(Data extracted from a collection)
☆ ☆ ☆ ☆ ☆

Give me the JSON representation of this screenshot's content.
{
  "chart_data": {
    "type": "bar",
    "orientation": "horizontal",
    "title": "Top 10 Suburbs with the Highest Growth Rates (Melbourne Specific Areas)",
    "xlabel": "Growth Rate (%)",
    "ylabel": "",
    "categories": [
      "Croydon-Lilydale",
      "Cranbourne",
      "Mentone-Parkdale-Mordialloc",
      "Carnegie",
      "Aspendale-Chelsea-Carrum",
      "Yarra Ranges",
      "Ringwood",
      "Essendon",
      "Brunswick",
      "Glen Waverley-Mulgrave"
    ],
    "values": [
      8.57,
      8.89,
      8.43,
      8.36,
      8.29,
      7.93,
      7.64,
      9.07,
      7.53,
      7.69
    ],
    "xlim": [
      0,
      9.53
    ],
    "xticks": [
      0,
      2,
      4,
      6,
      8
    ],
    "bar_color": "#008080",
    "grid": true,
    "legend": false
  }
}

☆ ☆ ☆ ☆ ☆

Type out the entries again, word for word.

• [The response]
Give me the JSON representation of this screenshot's content.
{
  "chart_data": {
    "type": "bar",
    "orientation": "horizontal",
    "title": "Top 10 Suburbs with the Highest Growth Rates (Melbourne Specific Areas)",
    "xlabel": "Growth Rate (%)",
    "ylabel": "",
    "categories": [
      "Croydon-Lilydale",
      "Cranbourne",
      "Mentone-Parkdale-Mordialloc",
      "Carnegie",
      "Aspendale-Chelsea-Carrum",
      "Yarra Ranges",
      "Ringwood",
      "Essendon",
      "Brunswick",
      "Glen Waverley-Mulgrave"
    ],
    "values": [
      8.57,
      8.89,
      8.43,
      8.36,
      8.29,
      7.93,
      7.64,
      9.07,
      7.53,
      7.69
    ],
    "xlim": [
      0,
      9.53
    ],
    "xticks": [
      0,
      2,
      4,
      6,
      8
    ],
    "bar_color": "#008080",
    "grid": true,
    "legend": false
  }
}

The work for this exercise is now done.